--- begin ---

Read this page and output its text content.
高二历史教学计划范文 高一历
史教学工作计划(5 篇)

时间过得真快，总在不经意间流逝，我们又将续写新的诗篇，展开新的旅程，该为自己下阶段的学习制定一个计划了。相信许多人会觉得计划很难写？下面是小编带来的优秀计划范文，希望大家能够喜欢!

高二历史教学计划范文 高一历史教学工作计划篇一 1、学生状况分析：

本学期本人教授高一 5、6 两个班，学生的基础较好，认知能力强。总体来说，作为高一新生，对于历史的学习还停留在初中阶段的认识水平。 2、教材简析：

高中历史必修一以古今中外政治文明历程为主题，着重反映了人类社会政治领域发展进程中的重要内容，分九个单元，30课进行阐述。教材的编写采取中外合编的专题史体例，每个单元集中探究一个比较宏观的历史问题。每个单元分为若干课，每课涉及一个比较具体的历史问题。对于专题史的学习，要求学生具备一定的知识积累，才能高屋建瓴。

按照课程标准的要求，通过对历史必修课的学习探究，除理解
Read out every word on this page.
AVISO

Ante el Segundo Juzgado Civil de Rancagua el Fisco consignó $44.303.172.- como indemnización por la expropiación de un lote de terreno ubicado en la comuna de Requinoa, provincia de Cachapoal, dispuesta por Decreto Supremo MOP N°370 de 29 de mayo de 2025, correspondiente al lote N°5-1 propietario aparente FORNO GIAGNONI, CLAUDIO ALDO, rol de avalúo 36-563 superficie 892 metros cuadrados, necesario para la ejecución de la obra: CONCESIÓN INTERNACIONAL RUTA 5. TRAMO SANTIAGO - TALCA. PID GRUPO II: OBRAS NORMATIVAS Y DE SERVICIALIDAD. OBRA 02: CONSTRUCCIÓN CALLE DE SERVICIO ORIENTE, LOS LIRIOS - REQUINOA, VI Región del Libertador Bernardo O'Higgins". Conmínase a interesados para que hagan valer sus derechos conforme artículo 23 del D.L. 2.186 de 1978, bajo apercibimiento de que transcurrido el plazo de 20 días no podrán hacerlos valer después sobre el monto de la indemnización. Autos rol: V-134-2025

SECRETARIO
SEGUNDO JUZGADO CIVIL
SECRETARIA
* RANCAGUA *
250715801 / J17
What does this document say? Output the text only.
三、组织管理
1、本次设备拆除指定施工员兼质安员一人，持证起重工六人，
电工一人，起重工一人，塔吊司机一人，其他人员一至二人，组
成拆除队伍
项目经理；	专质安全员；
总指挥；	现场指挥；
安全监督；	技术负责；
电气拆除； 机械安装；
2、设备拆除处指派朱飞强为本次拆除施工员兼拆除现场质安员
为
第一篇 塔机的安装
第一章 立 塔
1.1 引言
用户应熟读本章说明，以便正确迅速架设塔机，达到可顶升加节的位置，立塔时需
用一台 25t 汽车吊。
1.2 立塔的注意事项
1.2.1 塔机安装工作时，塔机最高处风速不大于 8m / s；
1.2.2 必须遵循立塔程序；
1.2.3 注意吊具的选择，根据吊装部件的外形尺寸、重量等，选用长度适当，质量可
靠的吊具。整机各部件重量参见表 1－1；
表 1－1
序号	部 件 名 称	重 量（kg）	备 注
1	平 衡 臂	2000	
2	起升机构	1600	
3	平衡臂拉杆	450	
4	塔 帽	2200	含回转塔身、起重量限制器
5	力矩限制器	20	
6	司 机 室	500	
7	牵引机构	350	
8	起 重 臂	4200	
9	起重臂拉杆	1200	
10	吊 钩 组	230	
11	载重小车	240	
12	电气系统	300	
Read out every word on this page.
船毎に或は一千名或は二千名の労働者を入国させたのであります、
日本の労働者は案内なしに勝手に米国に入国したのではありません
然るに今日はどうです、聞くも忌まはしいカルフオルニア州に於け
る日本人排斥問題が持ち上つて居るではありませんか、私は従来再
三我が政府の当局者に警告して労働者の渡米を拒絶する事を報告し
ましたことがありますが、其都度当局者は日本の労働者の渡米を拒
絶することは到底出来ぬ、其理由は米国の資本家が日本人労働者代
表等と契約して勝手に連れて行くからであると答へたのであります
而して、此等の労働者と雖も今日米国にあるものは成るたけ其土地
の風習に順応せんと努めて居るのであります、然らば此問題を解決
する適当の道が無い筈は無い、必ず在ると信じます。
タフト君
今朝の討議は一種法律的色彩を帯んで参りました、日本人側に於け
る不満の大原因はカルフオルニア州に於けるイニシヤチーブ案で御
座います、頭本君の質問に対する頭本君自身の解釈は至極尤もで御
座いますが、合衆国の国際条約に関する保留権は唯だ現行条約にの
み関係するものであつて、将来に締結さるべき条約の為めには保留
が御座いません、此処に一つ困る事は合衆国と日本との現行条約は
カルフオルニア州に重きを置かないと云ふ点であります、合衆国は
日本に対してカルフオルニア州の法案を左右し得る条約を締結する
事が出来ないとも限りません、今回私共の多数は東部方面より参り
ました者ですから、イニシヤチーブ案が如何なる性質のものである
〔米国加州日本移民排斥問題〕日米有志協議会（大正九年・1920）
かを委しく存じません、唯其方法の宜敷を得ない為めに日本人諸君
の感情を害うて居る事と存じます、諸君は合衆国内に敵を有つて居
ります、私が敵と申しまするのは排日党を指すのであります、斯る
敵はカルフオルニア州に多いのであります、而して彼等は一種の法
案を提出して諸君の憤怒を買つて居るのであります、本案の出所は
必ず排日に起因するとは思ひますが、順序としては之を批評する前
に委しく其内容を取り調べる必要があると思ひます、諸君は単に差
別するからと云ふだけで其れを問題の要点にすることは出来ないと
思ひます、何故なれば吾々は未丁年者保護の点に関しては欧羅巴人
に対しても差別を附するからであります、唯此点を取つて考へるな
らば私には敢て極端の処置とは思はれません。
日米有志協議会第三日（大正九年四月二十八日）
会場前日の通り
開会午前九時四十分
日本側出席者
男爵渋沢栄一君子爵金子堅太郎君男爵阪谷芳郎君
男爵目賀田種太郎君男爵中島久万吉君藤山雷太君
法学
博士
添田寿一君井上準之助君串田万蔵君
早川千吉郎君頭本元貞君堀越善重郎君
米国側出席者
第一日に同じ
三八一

--- end ---

The records above should be duplicated in full, exactly as given.

Read this page and output its text content.
高二历史教学计划范文 高一历
史教学工作计划(5 篇)

时间过得真快，总在不经意间流逝，我们又将续写新的诗篇，展开新的旅程，该为自己下阶段的学习制定一个计划了。相信许多人会觉得计划很难写？下面是小编带来的优秀计划范文，希望大家能够喜欢!

高二历史教学计划范文 高一历史教学工作计划篇一 1、学生状况分析：

本学期本人教授高一 5、6 两个班，学生的基础较好，认知能力强。总体来说，作为高一新生，对于历史的学习还停留在初中阶段的认识水平。 2、教材简析：

高中历史必修一以古今中外政治文明历程为主题，着重反映了人类社会政治领域发展进程中的重要内容，分九个单元，30课进行阐述。教材的编写采取中外合编的专题史体例，每个单元集中探究一个比较宏观的历史问题。每个单元分为若干课，每课涉及一个比较具体的历史问题。对于专题史的学习，要求学生具备一定的知识积累，才能高屋建瓴。

按照课程标准的要求，通过对历史必修课的学习探究，除理解
Read out every word on this page.
AVISO

Ante el Segundo Juzgado Civil de Rancagua el Fisco consignó $44.303.172.- como indemnización por la expropiación de un lote de terreno ubicado en la comuna de Requinoa, provincia de Cachapoal, dispuesta por Decreto Supremo MOP N°370 de 29 de mayo de 2025, correspondiente al lote N°5-1 propietario aparente FORNO GIAGNONI, CLAUDIO ALDO, rol de avalúo 36-563 superficie 892 metros cuadrados, necesario para la ejecución de la obra: CONCESIÓN INTERNACIONAL RUTA 5. TRAMO SANTIAGO - TALCA. PID GRUPO II: OBRAS NORMATIVAS Y DE SERVICIALIDAD. OBRA 02: CONSTRUCCIÓN CALLE DE SERVICIO ORIENTE, LOS LIRIOS - REQUINOA, VI Región del Libertador Bernardo O'Higgins". Conmínase a interesados para que hagan valer sus derechos conforme artículo 23 del D.L. 2.186 de 1978, bajo apercibimiento de que transcurrido el plazo de 20 días no podrán hacerlos valer después sobre el monto de la indemnización. Autos rol: V-134-2025

SECRETARIO
SEGUNDO JUZGADO CIVIL
SECRETARIA
* RANCAGUA *
250715801 / J17
What does this document say? Output the text only.
三、组织管理
1、本次设备拆除指定施工员兼质安员一人，持证起重工六人，
电工一人，起重工一人，塔吊司机一人，其他人员一至二人，组
成拆除队伍
项目经理；	专质安全员；
总指挥；	现场指挥；
安全监督；	技术负责；
电气拆除； 机械安装；
2、设备拆除处指派朱飞强为本次拆除施工员兼拆除现场质安员
为
第一篇 塔机的安装
第一章 立 塔
1.1 引言
用户应熟读本章说明，以便正确迅速架设塔机，达到可顶升加节的位置，立塔时需
用一台 25t 汽车吊。
1.2 立塔的注意事项
1.2.1 塔机安装工作时，塔机最高处风速不大于 8m / s；
1.2.2 必须遵循立塔程序；
1.2.3 注意吊具的选择，根据吊装部件的外形尺寸、重量等，选用长度适当，质量可
靠的吊具。整机各部件重量参见表 1－1；
表 1－1
序号	部 件 名 称	重 量（kg）	备 注
1	平 衡 臂	2000	
2	起升机构	1600	
3	平衡臂拉杆	450	
4	塔 帽	2200	含回转塔身、起重量限制器
5	力矩限制器	20	
6	司 机 室	500	
7	牵引机构	350	
8	起 重 臂	4200	
9	起重臂拉杆	1200	
10	吊 钩 组	230	
11	载重小车	240	
12	电气系统	300	
Read out every word on this page.
船毎に或は一千名或は二千名の労働者を入国させたのであります、
日本の労働者は案内なしに勝手に米国に入国したのではありません
然るに今日はどうです、聞くも忌まはしいカルフオルニア州に於け
る日本人排斥問題が持ち上つて居るではありませんか、私は従来再
三我が政府の当局者に警告して労働者の渡米を拒絶する事を報告し
ましたことがありますが、其都度当局者は日本の労働者の渡米を拒
絶することは到底出来ぬ、其理由は米国の資本家が日本人労働者代
表等と契約して勝手に連れて行くからであると答へたのであります
而して、此等の労働者と雖も今日米国にあるものは成るたけ其土地
の風習に順応せんと努めて居るのであります、然らば此問題を解決
する適当の道が無い筈は無い、必ず在ると信じます。
タフト君
今朝の討議は一種法律的色彩を帯んで参りました、日本人側に於け
る不満の大原因はカルフオルニア州に於けるイニシヤチーブ案で御
座います、頭本君の質問に対する頭本君自身の解釈は至極尤もで御
座いますが、合衆国の国際条約に関する保留権は唯だ現行条約にの
み関係するものであつて、将来に締結さるべき条約の為めには保留
が御座いません、此処に一つ困る事は合衆国と日本との現行条約は
カルフオルニア州に重きを置かないと云ふ点であります、合衆国は
日本に対してカルフオルニア州の法案を左右し得る条約を締結する
事が出来ないとも限りません、今回私共の多数は東部方面より参り
ました者ですから、イニシヤチーブ案が如何なる性質のものである
〔米国加州日本移民排斥問題〕日米有志協議会（大正九年・1920）
かを委しく存じません、唯其方法の宜敷を得ない為めに日本人諸君
の感情を害うて居る事と存じます、諸君は合衆国内に敵を有つて居
ります、私が敵と申しまするのは排日党を指すのであります、斯る
敵はカルフオルニア州に多いのであります、而して彼等は一種の法
案を提出して諸君の憤怒を買つて居るのであります、本案の出所は
必ず排日に起因するとは思ひますが、順序としては之を批評する前
に委しく其内容を取り調べる必要があると思ひます、諸君は単に差
別するからと云ふだけで其れを問題の要点にすることは出来ないと
思ひます、何故なれば吾々は未丁年者保護の点に関しては欧羅巴人
に対しても差別を附するからであります、唯此点を取つて考へるな
らば私には敢て極端の処置とは思はれません。
日米有志協議会第三日（大正九年四月二十八日）
会場前日の通り
開会午前九時四十分
日本側出席者
男爵渋沢栄一君子爵金子堅太郎君男爵阪谷芳郎君
男爵目賀田種太郎君男爵中島久万吉君藤山雷太君
法学
博士
添田寿一君井上準之助君串田万蔵君
早川千吉郎君頭本元貞君堀越善重郎君
米国側出席者
第一日に同じ
三八一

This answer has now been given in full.